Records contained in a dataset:

---

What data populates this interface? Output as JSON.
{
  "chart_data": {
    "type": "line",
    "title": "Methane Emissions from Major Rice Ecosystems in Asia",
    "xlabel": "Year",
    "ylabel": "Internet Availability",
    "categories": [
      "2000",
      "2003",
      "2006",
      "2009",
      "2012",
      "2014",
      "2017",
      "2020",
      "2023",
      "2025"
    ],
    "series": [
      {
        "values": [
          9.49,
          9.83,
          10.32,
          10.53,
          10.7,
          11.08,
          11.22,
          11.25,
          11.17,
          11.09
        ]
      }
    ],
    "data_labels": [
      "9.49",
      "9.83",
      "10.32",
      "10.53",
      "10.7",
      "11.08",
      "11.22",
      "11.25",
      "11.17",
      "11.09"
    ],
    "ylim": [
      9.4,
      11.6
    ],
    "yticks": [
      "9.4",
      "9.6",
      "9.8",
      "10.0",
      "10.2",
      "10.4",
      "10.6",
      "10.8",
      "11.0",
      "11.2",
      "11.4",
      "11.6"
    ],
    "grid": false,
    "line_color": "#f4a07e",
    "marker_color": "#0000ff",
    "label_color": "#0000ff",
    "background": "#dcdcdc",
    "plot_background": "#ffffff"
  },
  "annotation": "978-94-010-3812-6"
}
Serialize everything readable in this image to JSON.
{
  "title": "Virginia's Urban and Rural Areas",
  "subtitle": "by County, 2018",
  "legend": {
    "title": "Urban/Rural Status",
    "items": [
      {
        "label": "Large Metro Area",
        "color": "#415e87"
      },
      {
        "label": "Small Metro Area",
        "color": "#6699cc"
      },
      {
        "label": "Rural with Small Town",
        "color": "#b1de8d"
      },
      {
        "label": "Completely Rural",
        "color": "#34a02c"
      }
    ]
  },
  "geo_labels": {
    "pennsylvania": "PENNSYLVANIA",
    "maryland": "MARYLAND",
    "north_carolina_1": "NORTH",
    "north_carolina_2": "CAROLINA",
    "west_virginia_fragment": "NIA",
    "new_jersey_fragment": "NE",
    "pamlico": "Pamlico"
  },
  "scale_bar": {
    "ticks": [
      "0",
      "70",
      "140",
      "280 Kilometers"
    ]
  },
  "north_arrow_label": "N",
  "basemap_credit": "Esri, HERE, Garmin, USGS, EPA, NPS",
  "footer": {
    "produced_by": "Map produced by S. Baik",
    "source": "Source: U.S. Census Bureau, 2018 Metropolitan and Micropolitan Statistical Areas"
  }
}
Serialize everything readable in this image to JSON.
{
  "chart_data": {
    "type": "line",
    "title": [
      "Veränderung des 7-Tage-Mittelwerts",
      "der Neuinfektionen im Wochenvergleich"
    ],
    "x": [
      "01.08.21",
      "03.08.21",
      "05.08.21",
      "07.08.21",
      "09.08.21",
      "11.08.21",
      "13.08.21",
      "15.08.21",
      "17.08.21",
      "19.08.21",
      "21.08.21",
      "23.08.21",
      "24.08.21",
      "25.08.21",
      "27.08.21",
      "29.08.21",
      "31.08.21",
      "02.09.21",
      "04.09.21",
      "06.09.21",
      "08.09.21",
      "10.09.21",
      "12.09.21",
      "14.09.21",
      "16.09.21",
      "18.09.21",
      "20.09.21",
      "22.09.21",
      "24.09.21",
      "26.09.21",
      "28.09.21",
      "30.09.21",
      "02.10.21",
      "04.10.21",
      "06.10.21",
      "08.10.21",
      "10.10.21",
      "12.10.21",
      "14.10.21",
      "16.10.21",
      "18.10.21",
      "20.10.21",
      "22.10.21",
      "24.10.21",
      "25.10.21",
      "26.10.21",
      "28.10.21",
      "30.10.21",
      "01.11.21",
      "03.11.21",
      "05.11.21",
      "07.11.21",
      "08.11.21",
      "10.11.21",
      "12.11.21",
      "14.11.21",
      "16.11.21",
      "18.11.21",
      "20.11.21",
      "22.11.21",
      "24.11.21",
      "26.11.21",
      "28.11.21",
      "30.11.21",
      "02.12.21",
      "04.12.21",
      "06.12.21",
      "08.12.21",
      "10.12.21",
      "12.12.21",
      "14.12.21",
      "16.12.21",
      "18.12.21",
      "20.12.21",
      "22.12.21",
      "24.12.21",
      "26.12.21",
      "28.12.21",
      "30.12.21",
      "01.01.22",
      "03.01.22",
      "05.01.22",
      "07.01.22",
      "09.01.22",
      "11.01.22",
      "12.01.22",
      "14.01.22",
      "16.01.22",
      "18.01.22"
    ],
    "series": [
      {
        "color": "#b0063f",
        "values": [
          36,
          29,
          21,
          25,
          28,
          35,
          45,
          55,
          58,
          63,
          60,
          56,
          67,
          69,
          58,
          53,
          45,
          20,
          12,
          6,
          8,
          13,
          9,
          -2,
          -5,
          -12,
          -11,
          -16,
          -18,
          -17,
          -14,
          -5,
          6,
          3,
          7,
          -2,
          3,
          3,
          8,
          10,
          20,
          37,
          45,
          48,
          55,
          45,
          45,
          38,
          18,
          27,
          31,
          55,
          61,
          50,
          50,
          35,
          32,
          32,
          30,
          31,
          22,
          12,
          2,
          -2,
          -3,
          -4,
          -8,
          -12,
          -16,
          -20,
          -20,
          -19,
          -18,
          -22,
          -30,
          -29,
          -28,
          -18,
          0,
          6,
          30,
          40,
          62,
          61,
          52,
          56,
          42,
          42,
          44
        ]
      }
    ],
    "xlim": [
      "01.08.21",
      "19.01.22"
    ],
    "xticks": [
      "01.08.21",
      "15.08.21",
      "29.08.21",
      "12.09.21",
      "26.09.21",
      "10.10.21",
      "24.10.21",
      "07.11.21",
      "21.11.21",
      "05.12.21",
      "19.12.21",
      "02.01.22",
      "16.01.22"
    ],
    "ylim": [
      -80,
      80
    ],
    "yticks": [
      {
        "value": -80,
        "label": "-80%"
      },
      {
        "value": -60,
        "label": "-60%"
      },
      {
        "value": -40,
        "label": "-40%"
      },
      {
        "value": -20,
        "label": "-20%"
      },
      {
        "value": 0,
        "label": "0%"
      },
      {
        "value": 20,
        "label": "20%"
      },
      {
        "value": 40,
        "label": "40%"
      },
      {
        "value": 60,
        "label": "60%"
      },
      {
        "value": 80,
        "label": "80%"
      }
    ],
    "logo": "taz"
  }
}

---

#### Exercise:
Copy the entries above exactly, leaving none out.

#### Solution:
What data populates this interface? Output as JSON.
{
  "chart_data": {
    "type": "line",
    "title": "Methane Emissions from Major Rice Ecosystems in Asia",
    "xlabel": "Year",
    "ylabel": "Internet Availability",
    "categories": [
      "2000",
      "2003",
      "2006",
      "2009",
      "2012",
      "2014",
      "2017",
      "2020",
      "2023",
      "2025"
    ],
    "series": [
      {
        "values": [
          9.49,
          9.83,
          10.32,
          10.53,
          10.7,
          11.08,
          11.22,
          11.25,
          11.17,
          11.09
        ]
      }
    ],
    "data_labels": [
      "9.49",
      "9.83",
      "10.32",
      "10.53",
      "10.7",
      "11.08",
      "11.22",
      "11.25",
      "11.17",
      "11.09"
    ],
    "ylim": [
      9.4,
      11.6
    ],
    "yticks": [
      "9.4",
      "9.6",
      "9.8",
      "10.0",
      "10.2",
      "10.4",
      "10.6",
      "10.8",
      "11.0",
      "11.2",
      "11.4",
      "11.6"
    ],
    "grid": false,
    "line_color": "#f4a07e",
    "marker_color": "#0000ff",
    "label_color": "#0000ff",
    "background": "#dcdcdc",
    "plot_background": "#ffffff"
  },
  "annotation": "978-94-010-3812-6"
}
Serialize everything readable in this image to JSON.
{
  "title": "Virginia's Urban and Rural Areas",
  "subtitle": "by County, 2018",
  "legend": {
    "title": "Urban/Rural Status",
    "items": [
      {
        "label": "Large Metro Area",
        "color": "#415e87"
      },
      {
        "label": "Small Metro Area",
        "color": "#6699cc"
      },
      {
        "label": "Rural with Small Town",
        "color": "#b1de8d"
      },
      {
        "label": "Completely Rural",
        "color": "#34a02c"
      }
    ]
  },
  "geo_labels": {
    "pennsylvania": "PENNSYLVANIA",
    "maryland": "MARYLAND",
    "north_carolina_1": "NORTH",
    "north_carolina_2": "CAROLINA",
    "west_virginia_fragment": "NIA",
    "new_jersey_fragment": "NE",
    "pamlico": "Pamlico"
  },
  "scale_bar": {
    "ticks": [
      "0",
      "70",
      "140",
      "280 Kilometers"
    ]
  },
  "north_arrow_label": "N",
  "basemap_credit": "Esri, HERE, Garmin, USGS, EPA, NPS",
  "footer": {
    "produced_by": "Map produced by S. Baik",
    "source": "Source: U.S. Census Bureau, 2018 Metropolitan and Micropolitan Statistical Areas"
  }
}
Serialize everything readable in this image to JSON.
{
  "chart_data": {
    "type": "line",
    "title": [
      "Veränderung des 7-Tage-Mittelwerts",
      "der Neuinfektionen im Wochenvergleich"
    ],
    "x": [
      "01.08.21",
      "03.08.21",
      "05.08.21",
      "07.08.21",
      "09.08.21",
      "11.08.21",
      "13.08.21",
      "15.08.21",
      "17.08.21",
      "19.08.21",
      "21.08.21",
      "23.08.21",
      "24.08.21",
      "25.08.21",
      "27.08.21",
      "29.08.21",
      "31.08.21",
      "02.09.21",
      "04.09.21",
      "06.09.21",
      "08.09.21",
      "10.09.21",
      "12.09.21",
      "14.09.21",
      "16.09.21",
      "18.09.21",
      "20.09.21",
      "22.09.21",
      "24.09.21",
      "26.09.21",
      "28.09.21",
      "30.09.21",
      "02.10.21",
      "04.10.21",
      "06.10.21",
      "08.10.21",
      "10.10.21",
      "12.10.21",
      "14.10.21",
      "16.10.21",
      "18.10.21",
      "20.10.21",
      "22.10.21",
      "24.10.21",
      "25.10.21",
      "26.10.21",
      "28.10.21",
      "30.10.21",
      "01.11.21",
      "03.11.21",
      "05.11.21",
      "07.11.21",
      "08.11.21",
      "10.11.21",
      "12.11.21",
      "14.11.21",
      "16.11.21",
      "18.11.21",
      "20.11.21",
      "22.11.21",
      "24.11.21",
      "26.11.21",
      "28.11.21",
      "30.11.21",
      "02.12.21",
      "04.12.21",
      "06.12.21",
      "08.12.21",
      "10.12.21",
      "12.12.21",
      "14.12.21",
      "16.12.21",
      "18.12.21",
      "20.12.21",
      "22.12.21",
      "24.12.21",
      "26.12.21",
      "28.12.21",
      "30.12.21",
      "01.01.22",
      "03.01.22",
      "05.01.22",
      "07.01.22",
      "09.01.22",
      "11.01.22",
      "12.01.22",
      "14.01.22",
      "16.01.22",
      "18.01.22"
    ],
    "series": [
      {
        "color": "#b0063f",
        "values": [
          36,
          29,
          21,
          25,
          28,
          35,
          45,
          55,
          58,
          63,
          60,
          56,
          67,
          69,
          58,
          53,
          45,
          20,
          12,
          6,
          8,
          13,
          9,
          -2,
          -5,
          -12,
          -11,
          -16,
          -18,
          -17,
          -14,
          -5,
          6,
          3,
          7,
          -2,
          3,
          3,
          8,
          10,
          20,
          37,
          45,
          48,
          55,
          45,
          45,
          38,
          18,
          27,
          31,
          55,
          61,
          50,
          50,
          35,
          32,
          32,
          30,
          31,
          22,
          12,
          2,
          -2,
          -3,
          -4,
          -8,
          -12,
          -16,
          -20,
          -20,
          -19,
          -18,
          -22,
          -30,
          -29,
          -28,
          -18,
          0,
          6,
          30,
          40,
          62,
          61,
          52,
          56,
          42,
          42,
          44
        ]
      }
    ],
    "xlim": [
      "01.08.21",
      "19.01.22"
    ],
    "xticks": [
      "01.08.21",
      "15.08.21",
      "29.08.21",
      "12.09.21",
      "26.09.21",
      "10.10.21",
      "24.10.21",
      "07.11.21",
      "21.11.21",
      "05.12.21",
      "19.12.21",
      "02.01.22",
      "16.01.22"
    ],
    "ylim": [
      -80,
      80
    ],
    "yticks": [
      {
        "value": -80,
        "label": "-80%"
      },
      {
        "value": -60,
        "label": "-60%"
      },
      {
        "value": -40,
        "label": "-40%"
      },
      {
        "value": -20,
        "label": "-20%"
      },
      {
        "value": 0,
        "label": "0%"
      },
      {
        "value": 20,
        "label": "20%"
      },
      {
        "value": 40,
        "label": "40%"
      },
      {
        "value": 60,
        "label": "60%"
      },
      {
        "value": 80,
        "label": "80%"
      }
    ],
    "logo": "taz"
  }
}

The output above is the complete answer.